节选
>>>

给定一个数组,它有n个元素,数组中包含1到n-1这些值。在这个数组中,除了一个元素是重复的,其他元素都只出现了一次。请找出重复的元素。
例如,
输入: { 1, 2, 3, 4, 4 }
输出:The duplicate element is 4
输入:{ 1, 2, 3, 4, 2 }
输出:The duplicate element is 2
1. 通过Hash来计算
这种算法的思想是使用Hash来解决问题。在这个算法中,我们使用了一个辅助数组,数组中的元素是boolean类型,数组中元素的值用以表示某个值是否出现过。如果出现过,那么就返回true。
C++语言实现:
#include <iostream>
using namespace std;
// Function to find a duplicate element in a limited range array
int findDuplicate(int arr[], int n)
{
// create an visited array of size n+1
// we can also use map instead of visited array
bool visited[n];
fill(visited, visited + n, 0); // sets every value in the array to 0
// for each element of the array mark it as visited and
// return the element if it is seen before
for (int i = 0; i < n; i++)

<<<

所给材料
>>>

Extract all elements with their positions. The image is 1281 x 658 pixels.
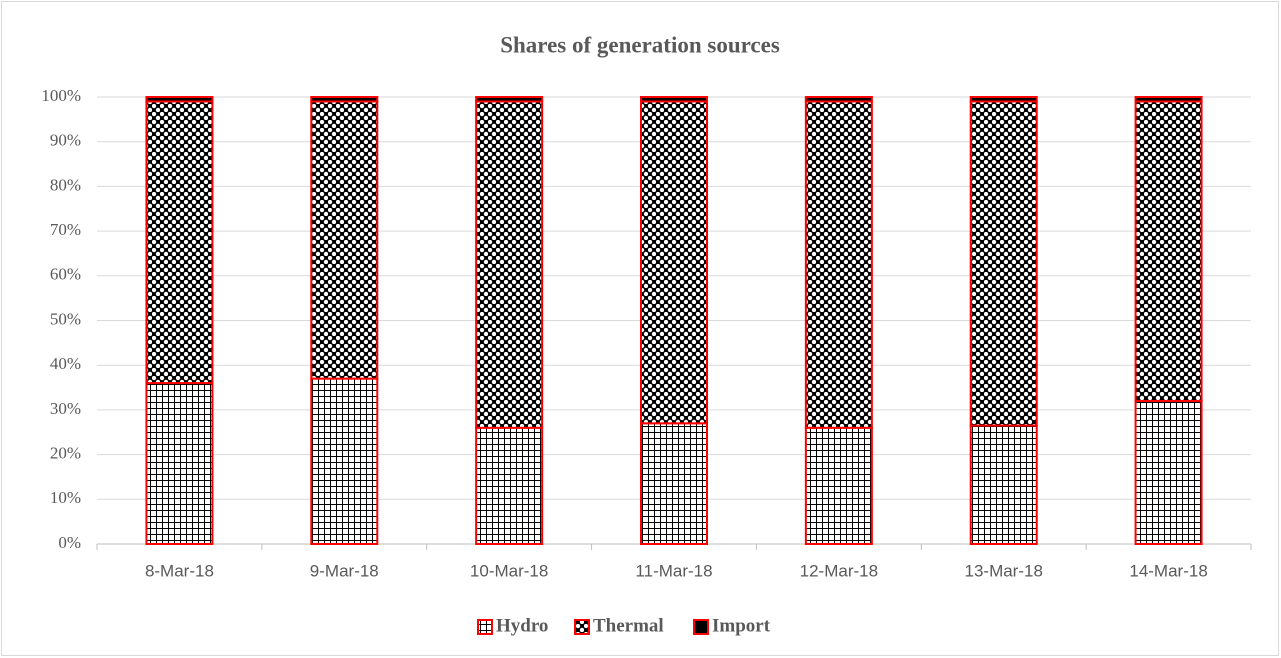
y-tick-label: 40% xyxy=(50,354,81,373)
bar-segment xyxy=(475,96,544,103)
y-tick-label: 50% xyxy=(50,309,81,328)
x-tick-label: 10-Mar-18 xyxy=(470,561,548,580)
y-tick-label: 10% xyxy=(50,488,81,507)
x-tick-label: 13-Mar-18 xyxy=(965,561,1043,580)
y-tick-label: 20% xyxy=(50,444,81,463)
bar-segment xyxy=(475,100,544,429)
x-tick-label: 12-Mar-18 xyxy=(800,561,878,580)
legend-swatch xyxy=(574,619,590,635)
bar-segment xyxy=(804,426,873,545)
bar-segment xyxy=(475,426,544,545)
legend-label: Thermal xyxy=(593,615,664,636)
bar-segment xyxy=(969,424,1038,546)
y-tick-label: 70% xyxy=(50,220,81,239)
bar-segment xyxy=(310,96,379,103)
chart-title: Shares of generation sources xyxy=(500,32,780,57)
bar-segment xyxy=(1134,96,1203,103)
y-tick-label: 60% xyxy=(50,265,81,284)
bar-segment xyxy=(310,377,379,545)
bar-segment xyxy=(145,96,214,103)
y-tick-label: 90% xyxy=(50,131,81,150)
y-tick-label: 100% xyxy=(41,86,81,105)
bar-segment xyxy=(640,422,708,545)
bar-segment xyxy=(145,100,214,385)
x-tick-label: 11-Mar-18 xyxy=(635,561,712,580)
x-tick-label: 14-Mar-18 xyxy=(1129,561,1207,580)
bar-segment xyxy=(804,100,873,429)
bar-segment xyxy=(1134,399,1203,545)
y-tick-label: 0% xyxy=(58,533,81,552)
x-tick-label: 9-Mar-18 xyxy=(310,561,379,580)
legend-label: Import xyxy=(712,615,771,636)
y-tick-label: 80% xyxy=(50,175,81,194)
legend-label: Hydro xyxy=(496,615,548,636)
bar-segment xyxy=(1134,100,1203,402)
y-tick-label: 30% xyxy=(50,399,81,418)
bar-segment xyxy=(640,96,708,103)
bar-segment xyxy=(640,100,708,425)
bar-segment xyxy=(969,96,1038,103)
bar-segment xyxy=(145,382,214,545)
bar-segment xyxy=(310,100,379,380)
legend-swatch xyxy=(477,619,493,635)
legend-swatch xyxy=(693,619,709,635)
x-tick-label: 8-Mar-18 xyxy=(145,561,214,580)
bar-segment xyxy=(969,100,1038,427)
bar-segment xyxy=(804,96,873,103)
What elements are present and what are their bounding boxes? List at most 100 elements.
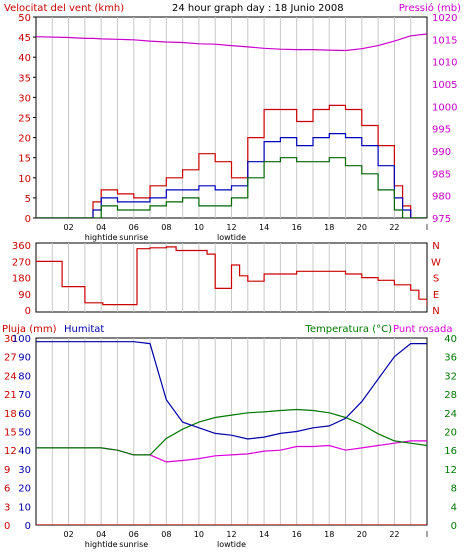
compass-label: E xyxy=(433,290,439,301)
temperature-tick-label: 16 xyxy=(444,446,457,457)
hour-tick-label: 10 xyxy=(194,223,204,232)
pressure-tick-label: 1020 xyxy=(432,13,457,24)
rain-tick-label: 0 xyxy=(4,521,10,532)
hour-tick-label: 22 xyxy=(389,223,399,232)
rain-axis-title: Pluja (mm) xyxy=(2,324,57,335)
humidity-tick-label: 20 xyxy=(18,484,31,495)
rain-tick-label: 24 xyxy=(4,371,17,382)
pressure-tick-label: 1010 xyxy=(432,58,457,69)
hour-tick-label: 10 xyxy=(194,530,204,539)
pressure-tick-label: 975 xyxy=(432,214,451,225)
hour-tick-label: 14 xyxy=(259,530,269,539)
humidity-tick-label: 100 xyxy=(12,334,31,345)
pressure-tick-label: 1015 xyxy=(432,35,457,46)
direction-tick-label: 0 xyxy=(25,306,31,317)
tide-sun-note-label: sunrise xyxy=(119,233,148,242)
hour-tick-label: 02 xyxy=(63,530,73,539)
rain-tick-label: 6 xyxy=(4,484,10,495)
hour-tick-label: 02 xyxy=(63,223,73,232)
rain-tick-label: 27 xyxy=(4,353,17,364)
temperature-series-line xyxy=(36,408,427,456)
temperature-tick-label: 8 xyxy=(451,484,457,495)
pressure-series-line xyxy=(36,33,427,52)
wind-speed-tick-label: 35 xyxy=(18,73,31,84)
wind-speed-tick-label: 30 xyxy=(18,93,31,104)
wind-speed-tick-label: 0 xyxy=(25,214,31,225)
temperature-tick-label: 28 xyxy=(444,390,457,401)
rain-tick-label: 21 xyxy=(4,390,17,401)
temperature-tick-label: 24 xyxy=(444,409,457,420)
direction-tick-label: 270 xyxy=(12,257,31,268)
hour-tick-end-mark: l xyxy=(426,530,428,539)
hour-tick-label: 20 xyxy=(357,223,367,232)
pressure-tick-label: 980 xyxy=(432,192,451,203)
compass-label: N xyxy=(432,306,439,317)
direction-tick-label: 180 xyxy=(12,274,31,285)
wind-average-series-line xyxy=(36,133,427,218)
rain-tick-label: 30 xyxy=(4,334,17,345)
hour-tick-label: 12 xyxy=(226,530,236,539)
hour-tick-label: 08 xyxy=(161,530,171,539)
pressure-tick-label: 985 xyxy=(432,169,451,180)
temperature-tick-label: 12 xyxy=(444,465,457,476)
humidity-tick-label: 10 xyxy=(18,502,31,513)
wind-speed-tick-label: 25 xyxy=(18,114,31,125)
tide-sun-note-label: lowtide xyxy=(217,540,246,549)
humidity-series-line xyxy=(36,341,427,440)
hour-tick-label: 08 xyxy=(161,223,171,232)
temperature-tick-label: 0 xyxy=(451,521,457,532)
pressure-tick-label: 995 xyxy=(432,125,451,136)
pressure-axis-title: Pressió (mb) xyxy=(399,2,461,14)
chart-title: 24 hour graph day : 18 Junio 2008 xyxy=(172,3,344,14)
wind-speed-axis-title: Velocitat del vent (kmh) xyxy=(4,3,124,14)
compass-label: N xyxy=(432,241,439,252)
tide-sun-note-label: sunrise xyxy=(119,540,148,549)
temperature-tick-label: 36 xyxy=(444,353,457,364)
compass-label: S xyxy=(433,274,439,285)
humidity-tick-label: 40 xyxy=(18,446,31,457)
hour-tick-label: 04 xyxy=(96,223,106,232)
wind-speed-tick-label: 40 xyxy=(18,53,31,64)
hour-tick-label: 20 xyxy=(357,530,367,539)
pressure-tick-label: 1005 xyxy=(432,80,457,91)
humidity-tick-label: 90 xyxy=(18,353,31,364)
rain-tick-label: 12 xyxy=(4,446,17,457)
rain-tick-label: 18 xyxy=(4,409,17,420)
wind-speed-tick-label: 45 xyxy=(18,33,31,44)
hour-tick-label: 18 xyxy=(324,223,334,232)
tide-sun-note-label: lowtide xyxy=(217,233,246,242)
rain-tick-label: 3 xyxy=(4,502,10,513)
humidity-tick-label: 60 xyxy=(18,409,31,420)
hour-tick-label: 04 xyxy=(96,530,106,539)
compass-label: W xyxy=(431,257,441,268)
pressure-tick-label: 1000 xyxy=(432,102,457,113)
humidity-tick-label: 70 xyxy=(18,390,31,401)
dewpoint-axis-title: Punt rosada xyxy=(393,324,452,335)
hour-tick-label: 14 xyxy=(259,223,269,232)
wind-speed-tick-label: 20 xyxy=(18,134,31,145)
rain-tick-label: 9 xyxy=(4,465,10,476)
tide-sun-note-label: hightide xyxy=(85,540,118,549)
humidity-tick-label: 80 xyxy=(18,371,31,382)
tide-sun-note-label: hightide xyxy=(85,233,118,242)
temperature-tick-label: 32 xyxy=(444,371,457,382)
wind-min-series-line xyxy=(36,157,427,218)
wind-speed-tick-label: 50 xyxy=(18,13,31,24)
wind-speed-tick-label: 15 xyxy=(18,154,31,165)
direction-tick-label: 360 xyxy=(12,241,31,252)
wind-speed-tick-label: 5 xyxy=(25,194,31,205)
temperature-tick-label: 4 xyxy=(451,502,457,513)
humidity-axis-title: Humitat xyxy=(64,324,104,335)
direction-tick-label: 90 xyxy=(18,290,31,301)
hour-tick-label: 16 xyxy=(292,530,302,539)
humidity-tick-label: 0 xyxy=(25,521,31,532)
pressure-tick-label: 990 xyxy=(432,147,451,158)
hour-tick-end-mark: l xyxy=(426,223,428,232)
temperature-tick-label: 40 xyxy=(444,334,457,345)
temperature-tick-label: 20 xyxy=(444,428,457,439)
humidity-tick-label: 50 xyxy=(18,428,31,439)
hour-tick-label: 06 xyxy=(129,530,139,539)
hour-tick-label: 22 xyxy=(389,530,399,539)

<<<

待办事项
[1] 请根据关于查找重复元素的节选回答下列问题:
(a) 第一个示例的输入中,重复的元素是哪一个?
(b) 第一种方法所用辅助数组中的元素是什么类型?
(c) 按代码注释的说法,除了visited数组,还可以使用什么?
[2] 将列表中从包含“y-tick-label: 40% xyxy=(50,354,81,373)”的那一行到包含“bar-segment xyxy=(1134,399,1203,545)”的那一行(含首尾两行)改写为Markdown表格,列名为“序号”和“条目”,空行不计入。

参考答案
[1]
(a) 4
(b) boolean类型
(c) map

[2]
| 序号 | 条目 |
|---|---|
| 1 | y-tick-label: 40% xyxy=(50,354,81,373) |
| 2 | bar-segment xyxy=(475,96,544,103) |
| 3 | y-tick-label: 50% xyxy=(50,309,81,328) |
| 4 | x-tick-label: 10-Mar-18 xyxy=(470,561,548,580) |
| 5 | y-tick-label: 10% xyxy=(50,488,81,507) |
| 6 | x-tick-label: 13-Mar-18 xyxy=(965,561,1043,580) |
| 7 | y-tick-label: 20% xyxy=(50,444,81,463) |
| 8 | bar-segment xyxy=(475,100,544,429) |
| 9 | x-tick-label: 12-Mar-18 xyxy=(800,561,878,580) |
| 10 | legend-swatch xyxy=(574,619,590,635) |
| 11 | bar-segment xyxy=(804,426,873,545) |
| 12 | bar-segment xyxy=(475,426,544,545) |
| 13 | legend-label: Thermal xyxy=(593,615,664,636) |
| 14 | bar-segment xyxy=(969,424,1038,546) |
| 15 | y-tick-label: 70% xyxy=(50,220,81,239) |
| 16 | bar-segment xyxy=(310,96,379,103) |
| 17 | chart-title: Shares of generation sources xyxy=(500,32,780,57) |
| 18 | bar-segment xyxy=(1134,96,1203,103) |
| 19 | y-tick-label: 60% xyxy=(50,265,81,284) |
| 20 | bar-segment xyxy=(310,377,379,545) |
| 21 | bar-segment xyxy=(145,96,214,103) |
| 22 | y-tick-label: 90% xyxy=(50,131,81,150) |
| 23 | y-tick-label: 100% xyxy=(41,86,81,105) |
| 24 | bar-segment xyxy=(640,422,708,545) |
| 25 | bar-segment xyxy=(145,100,214,385) |
| 26 | x-tick-label: 11-Mar-18 xyxy=(635,561,712,580) |
| 27 | x-tick-label: 14-Mar-18 xyxy=(1129,561,1207,580) |
| 28 | bar-segment xyxy=(804,100,873,429) |
| 29 | bar-segment xyxy=(1134,399,1203,545) |